* _Work instruction_
Return every line of the entries that includes the word "från".

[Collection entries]
——————

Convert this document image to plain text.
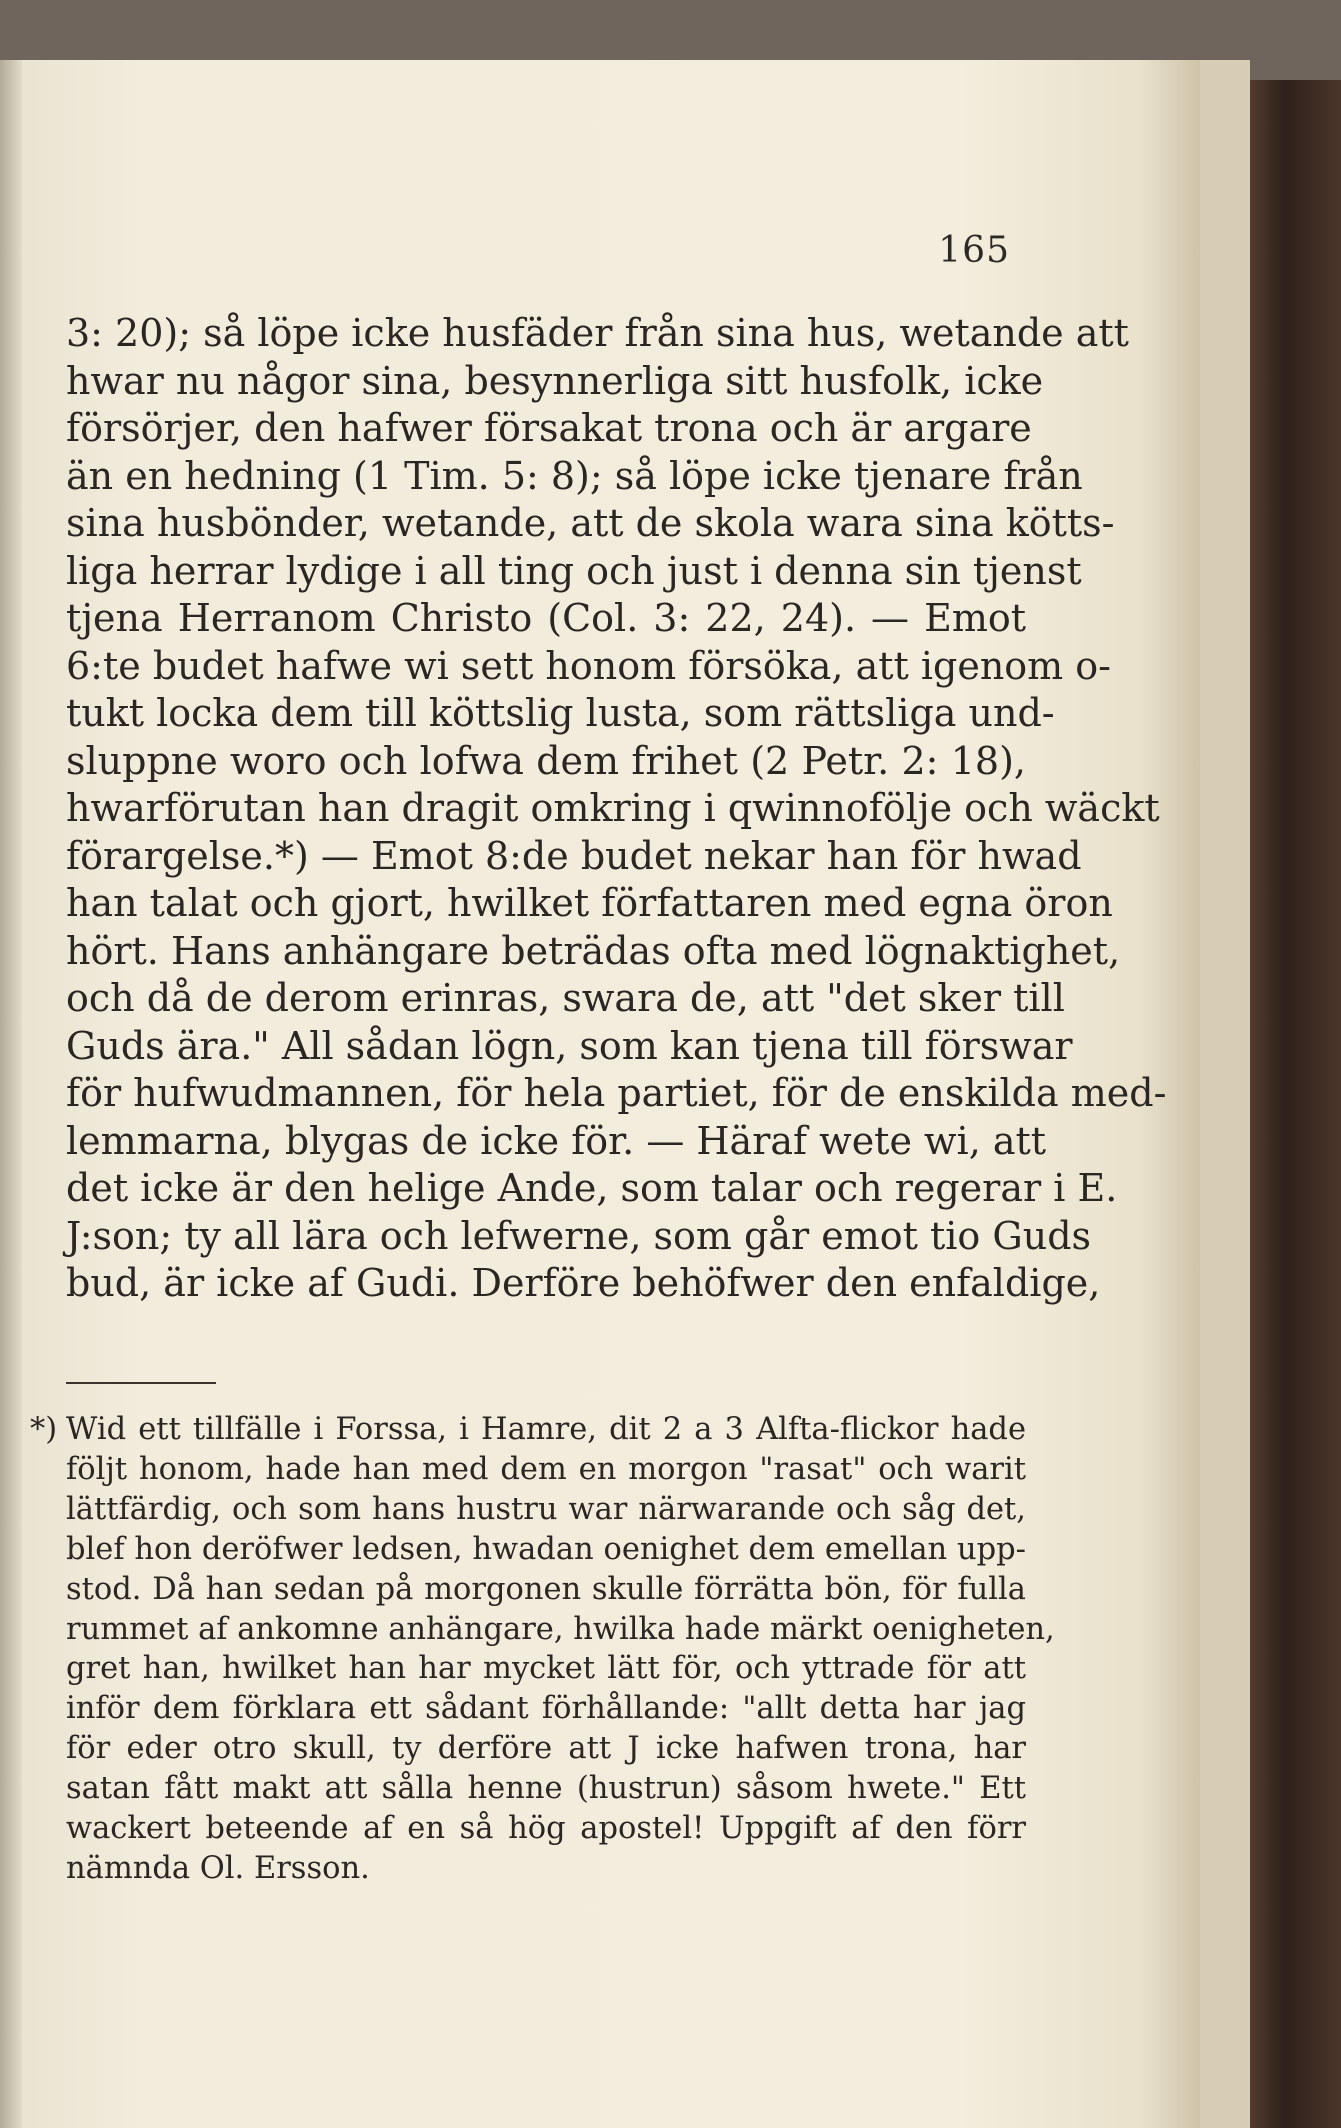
165
3: 20); så löpe icke husfäder från sina hus, wetande att
hwar nu någor sina, besynnerliga sitt husfolk, icke
försörjer, den hafwer försakat trona och är argare
än en hedning (1 Tim. 5: 8); så löpe icke tjenare från
sina husbönder, wetande, att de skola wara sina kötts-
liga herrar lydige i all ting och just i denna sin tjenst
tjena Herranom Christo (Col. 3: 22, 24). — Emot
6:te budet hafwe wi sett honom försöka, att igenom o-
tukt locka dem till köttslig lusta, som rättsliga und-
sluppne woro och lofwa dem frihet (2 Petr. 2: 18),
hwarförutan han dragit omkring i qwinnofölje och wäckt
förargelse.*) — Emot 8:de budet nekar han för hwad
han talat och gjort, hwilket författaren med egna öron
hört. Hans anhängare beträdas ofta med lögnaktighet,
och då de derom erinras, swara de, att "det sker till
Guds ära." All sådan lögn, som kan tjena till förswar
för hufwudmannen, för hela partiet, för de enskilda med-
lemmarna, blygas de icke för. — Häraf wete wi, att
det icke är den helige Ande, som talar och regerar i E.
J:son; ty all lära och lefwerne, som går emot tio Guds
bud, är icke af Gudi. Derföre behöfwer den enfaldige,
*) Wid ett tillfälle i Forssa, i Hamre, dit 2 a 3 Alfta-flickor hade
följt honom, hade han med dem en morgon "rasat" och warit
lättfärdig, och som hans hustru war närwarande och såg det,
blef hon deröfwer ledsen, hwadan oenighet dem emellan upp-
stod. Då han sedan på morgonen skulle förrätta bön, för fulla
rummet af ankomne anhängare, hwilka hade märkt oenigheten,
gret han, hwilket han har mycket lätt för, och yttrade för att
inför dem förklara ett sådant förhållande: "allt detta har jag
för eder otro skull, ty derföre att J icke hafwen trona, har
satan fått makt att sålla henne (hustrun) såsom hwete." Ett
wackert beteende af en så hög apostel! Uppgift af den förr
nämnda Ol. Ersson.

——————

* _Output below_
3: 20); så löpe icke husfäder från sina hus, wetande att
än en hedning (1 Tim. 5: 8); så löpe icke tjenare från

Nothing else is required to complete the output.